Written instruction> Find the lines that include the string "ylabel" and report how many there are. Give no other text.
---*---
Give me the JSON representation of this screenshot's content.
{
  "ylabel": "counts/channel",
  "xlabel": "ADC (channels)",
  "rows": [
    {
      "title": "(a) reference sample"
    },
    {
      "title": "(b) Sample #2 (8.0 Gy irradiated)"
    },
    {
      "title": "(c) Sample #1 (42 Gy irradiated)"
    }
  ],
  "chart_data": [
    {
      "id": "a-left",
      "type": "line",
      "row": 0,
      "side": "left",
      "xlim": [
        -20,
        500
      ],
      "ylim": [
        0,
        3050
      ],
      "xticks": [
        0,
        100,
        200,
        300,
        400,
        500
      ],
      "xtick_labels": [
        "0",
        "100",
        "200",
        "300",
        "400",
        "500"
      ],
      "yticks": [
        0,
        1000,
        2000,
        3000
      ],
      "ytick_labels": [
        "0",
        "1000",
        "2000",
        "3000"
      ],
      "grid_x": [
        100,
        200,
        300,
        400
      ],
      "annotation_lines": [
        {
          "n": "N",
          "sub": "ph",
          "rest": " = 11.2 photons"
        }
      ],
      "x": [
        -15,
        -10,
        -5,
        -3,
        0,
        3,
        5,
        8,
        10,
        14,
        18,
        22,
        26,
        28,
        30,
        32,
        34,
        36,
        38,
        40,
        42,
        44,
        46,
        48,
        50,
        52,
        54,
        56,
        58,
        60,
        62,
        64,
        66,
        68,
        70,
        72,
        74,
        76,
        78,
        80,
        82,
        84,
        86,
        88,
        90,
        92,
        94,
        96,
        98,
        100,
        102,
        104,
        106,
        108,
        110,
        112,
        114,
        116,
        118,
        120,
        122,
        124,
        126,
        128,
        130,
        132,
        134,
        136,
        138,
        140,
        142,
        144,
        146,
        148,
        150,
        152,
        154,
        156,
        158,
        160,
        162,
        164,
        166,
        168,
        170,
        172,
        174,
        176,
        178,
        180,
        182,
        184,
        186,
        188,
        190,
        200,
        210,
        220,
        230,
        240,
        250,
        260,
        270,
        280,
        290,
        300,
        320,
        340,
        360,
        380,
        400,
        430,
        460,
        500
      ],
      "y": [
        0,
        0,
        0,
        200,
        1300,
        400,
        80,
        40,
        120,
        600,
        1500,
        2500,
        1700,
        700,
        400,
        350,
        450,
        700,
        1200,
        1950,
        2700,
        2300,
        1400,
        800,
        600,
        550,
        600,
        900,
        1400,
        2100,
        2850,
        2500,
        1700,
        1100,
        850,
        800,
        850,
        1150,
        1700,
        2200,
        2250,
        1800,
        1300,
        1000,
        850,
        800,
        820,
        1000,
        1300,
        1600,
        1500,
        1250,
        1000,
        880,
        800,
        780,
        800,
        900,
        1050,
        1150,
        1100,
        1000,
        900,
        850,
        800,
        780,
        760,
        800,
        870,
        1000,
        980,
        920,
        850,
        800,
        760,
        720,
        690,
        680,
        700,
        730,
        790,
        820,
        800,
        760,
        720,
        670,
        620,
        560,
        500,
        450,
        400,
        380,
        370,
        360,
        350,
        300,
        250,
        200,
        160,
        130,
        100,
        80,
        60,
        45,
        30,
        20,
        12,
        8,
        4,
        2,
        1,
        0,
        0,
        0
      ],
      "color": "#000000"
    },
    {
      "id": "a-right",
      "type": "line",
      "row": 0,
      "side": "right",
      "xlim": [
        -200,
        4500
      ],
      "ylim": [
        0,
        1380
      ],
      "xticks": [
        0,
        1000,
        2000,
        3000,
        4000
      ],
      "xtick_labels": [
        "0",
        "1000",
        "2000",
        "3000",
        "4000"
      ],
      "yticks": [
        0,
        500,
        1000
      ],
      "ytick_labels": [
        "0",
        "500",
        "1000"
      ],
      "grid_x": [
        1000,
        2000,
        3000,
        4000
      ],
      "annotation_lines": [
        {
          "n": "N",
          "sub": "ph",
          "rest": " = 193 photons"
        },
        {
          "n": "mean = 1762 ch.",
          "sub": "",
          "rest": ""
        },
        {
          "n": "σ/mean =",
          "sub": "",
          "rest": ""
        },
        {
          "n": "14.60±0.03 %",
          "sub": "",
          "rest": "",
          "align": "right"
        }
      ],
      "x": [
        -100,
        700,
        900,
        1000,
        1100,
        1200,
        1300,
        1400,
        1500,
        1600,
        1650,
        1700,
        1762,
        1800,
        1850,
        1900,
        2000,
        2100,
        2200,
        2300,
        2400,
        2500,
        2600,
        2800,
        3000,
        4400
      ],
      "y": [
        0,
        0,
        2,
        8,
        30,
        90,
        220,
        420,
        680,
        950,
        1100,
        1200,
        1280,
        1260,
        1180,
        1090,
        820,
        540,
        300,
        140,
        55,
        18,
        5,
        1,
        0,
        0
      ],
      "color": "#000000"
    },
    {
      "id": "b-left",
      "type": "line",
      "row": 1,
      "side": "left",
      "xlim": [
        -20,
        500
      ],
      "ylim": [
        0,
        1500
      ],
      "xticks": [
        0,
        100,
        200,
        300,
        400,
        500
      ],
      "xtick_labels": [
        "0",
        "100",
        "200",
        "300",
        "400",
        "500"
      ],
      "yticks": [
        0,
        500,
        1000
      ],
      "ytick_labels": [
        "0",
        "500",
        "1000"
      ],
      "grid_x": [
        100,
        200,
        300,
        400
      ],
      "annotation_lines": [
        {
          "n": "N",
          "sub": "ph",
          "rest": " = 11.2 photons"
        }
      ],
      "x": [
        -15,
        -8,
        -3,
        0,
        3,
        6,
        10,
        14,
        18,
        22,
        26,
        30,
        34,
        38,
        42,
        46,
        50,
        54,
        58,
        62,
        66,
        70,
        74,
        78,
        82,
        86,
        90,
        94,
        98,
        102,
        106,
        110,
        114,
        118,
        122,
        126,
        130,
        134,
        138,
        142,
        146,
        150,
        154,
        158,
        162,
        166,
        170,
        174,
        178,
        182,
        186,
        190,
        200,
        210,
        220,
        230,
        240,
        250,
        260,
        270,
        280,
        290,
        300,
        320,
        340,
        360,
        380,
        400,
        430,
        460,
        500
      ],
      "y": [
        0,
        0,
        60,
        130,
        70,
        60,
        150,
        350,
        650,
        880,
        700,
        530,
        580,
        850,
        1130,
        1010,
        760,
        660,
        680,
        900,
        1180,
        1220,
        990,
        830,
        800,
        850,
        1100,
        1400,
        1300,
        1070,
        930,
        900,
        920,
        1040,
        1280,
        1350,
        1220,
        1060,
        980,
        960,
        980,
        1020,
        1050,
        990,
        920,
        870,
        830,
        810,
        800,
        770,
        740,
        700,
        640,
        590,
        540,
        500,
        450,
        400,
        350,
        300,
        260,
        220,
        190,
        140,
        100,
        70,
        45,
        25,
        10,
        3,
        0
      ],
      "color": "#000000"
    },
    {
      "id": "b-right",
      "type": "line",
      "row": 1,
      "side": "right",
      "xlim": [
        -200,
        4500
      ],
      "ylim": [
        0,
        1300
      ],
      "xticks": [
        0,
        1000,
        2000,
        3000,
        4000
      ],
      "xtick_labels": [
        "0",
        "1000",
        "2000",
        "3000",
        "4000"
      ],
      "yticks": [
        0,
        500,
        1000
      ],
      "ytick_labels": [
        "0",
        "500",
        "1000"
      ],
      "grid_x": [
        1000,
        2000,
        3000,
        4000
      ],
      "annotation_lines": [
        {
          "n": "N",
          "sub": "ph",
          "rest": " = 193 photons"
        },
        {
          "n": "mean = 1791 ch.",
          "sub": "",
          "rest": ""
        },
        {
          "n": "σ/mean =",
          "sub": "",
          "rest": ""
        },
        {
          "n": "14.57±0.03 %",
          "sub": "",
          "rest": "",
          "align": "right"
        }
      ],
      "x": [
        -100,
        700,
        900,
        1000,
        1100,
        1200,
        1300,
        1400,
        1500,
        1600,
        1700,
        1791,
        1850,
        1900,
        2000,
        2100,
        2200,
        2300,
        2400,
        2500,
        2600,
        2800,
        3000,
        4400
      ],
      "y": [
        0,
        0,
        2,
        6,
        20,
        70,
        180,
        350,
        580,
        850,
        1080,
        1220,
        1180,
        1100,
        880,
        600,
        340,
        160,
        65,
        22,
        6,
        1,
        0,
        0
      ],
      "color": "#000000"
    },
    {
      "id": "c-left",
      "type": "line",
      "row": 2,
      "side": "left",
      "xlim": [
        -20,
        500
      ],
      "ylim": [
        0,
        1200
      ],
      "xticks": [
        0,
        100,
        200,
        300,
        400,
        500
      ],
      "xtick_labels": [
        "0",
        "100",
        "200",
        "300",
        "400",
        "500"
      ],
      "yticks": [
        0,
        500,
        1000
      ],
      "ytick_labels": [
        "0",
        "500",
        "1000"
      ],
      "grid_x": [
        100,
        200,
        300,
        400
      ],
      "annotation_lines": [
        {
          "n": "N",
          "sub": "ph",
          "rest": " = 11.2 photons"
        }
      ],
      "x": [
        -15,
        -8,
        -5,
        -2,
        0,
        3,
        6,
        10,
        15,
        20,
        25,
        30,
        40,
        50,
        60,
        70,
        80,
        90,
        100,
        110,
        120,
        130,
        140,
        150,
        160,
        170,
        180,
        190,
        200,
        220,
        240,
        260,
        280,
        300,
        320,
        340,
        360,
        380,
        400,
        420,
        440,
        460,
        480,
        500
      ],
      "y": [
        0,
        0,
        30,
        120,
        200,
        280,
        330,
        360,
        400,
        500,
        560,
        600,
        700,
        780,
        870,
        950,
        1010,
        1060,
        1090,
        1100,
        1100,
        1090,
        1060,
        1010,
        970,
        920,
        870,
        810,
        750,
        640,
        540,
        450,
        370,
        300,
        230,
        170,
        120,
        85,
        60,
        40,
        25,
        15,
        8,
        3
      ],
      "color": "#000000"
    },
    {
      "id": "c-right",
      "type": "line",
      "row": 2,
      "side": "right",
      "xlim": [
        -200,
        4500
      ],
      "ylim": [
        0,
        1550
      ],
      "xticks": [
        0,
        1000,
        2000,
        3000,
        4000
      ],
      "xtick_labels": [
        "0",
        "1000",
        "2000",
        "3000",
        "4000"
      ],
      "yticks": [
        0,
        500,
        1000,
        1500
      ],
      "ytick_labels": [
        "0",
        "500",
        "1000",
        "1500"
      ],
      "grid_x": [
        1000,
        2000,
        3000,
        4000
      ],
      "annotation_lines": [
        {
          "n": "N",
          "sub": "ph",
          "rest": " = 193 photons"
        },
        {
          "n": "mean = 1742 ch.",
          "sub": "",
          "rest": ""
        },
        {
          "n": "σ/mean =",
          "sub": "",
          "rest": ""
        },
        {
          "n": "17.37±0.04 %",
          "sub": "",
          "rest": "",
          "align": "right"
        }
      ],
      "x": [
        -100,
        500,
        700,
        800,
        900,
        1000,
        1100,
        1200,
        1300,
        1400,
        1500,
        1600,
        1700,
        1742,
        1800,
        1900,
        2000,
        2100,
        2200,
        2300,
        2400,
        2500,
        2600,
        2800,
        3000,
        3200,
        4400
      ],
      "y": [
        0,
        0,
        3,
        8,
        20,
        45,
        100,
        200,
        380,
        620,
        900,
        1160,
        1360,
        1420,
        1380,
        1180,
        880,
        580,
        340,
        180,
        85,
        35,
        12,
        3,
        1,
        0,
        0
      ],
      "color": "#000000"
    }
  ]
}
---*---
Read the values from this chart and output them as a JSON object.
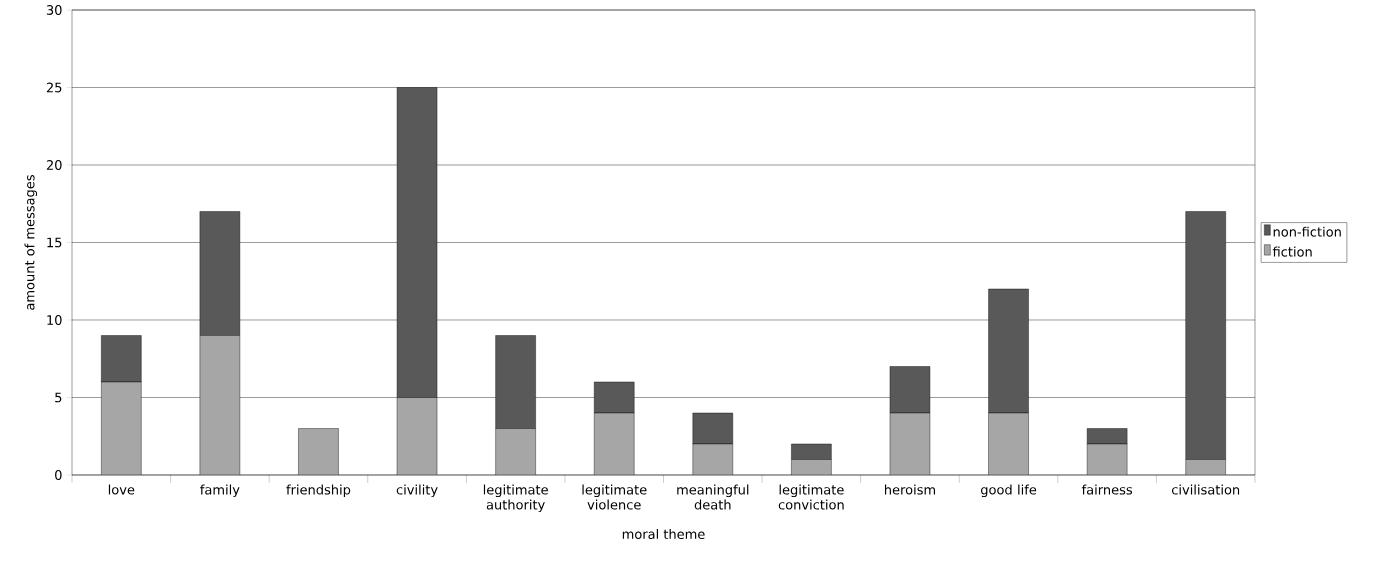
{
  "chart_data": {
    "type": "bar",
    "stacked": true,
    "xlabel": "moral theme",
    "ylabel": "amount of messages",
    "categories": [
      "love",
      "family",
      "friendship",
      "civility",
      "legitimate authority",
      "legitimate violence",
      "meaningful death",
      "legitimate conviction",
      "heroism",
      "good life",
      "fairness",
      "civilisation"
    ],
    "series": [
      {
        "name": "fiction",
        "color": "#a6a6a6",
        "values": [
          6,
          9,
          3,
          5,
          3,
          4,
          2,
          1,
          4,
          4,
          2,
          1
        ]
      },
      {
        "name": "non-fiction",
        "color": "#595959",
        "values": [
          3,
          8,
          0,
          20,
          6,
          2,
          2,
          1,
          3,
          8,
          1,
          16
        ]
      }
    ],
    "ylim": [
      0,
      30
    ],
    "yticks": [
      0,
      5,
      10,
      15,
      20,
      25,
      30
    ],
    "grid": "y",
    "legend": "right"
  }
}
---*---
Solved exercise> 2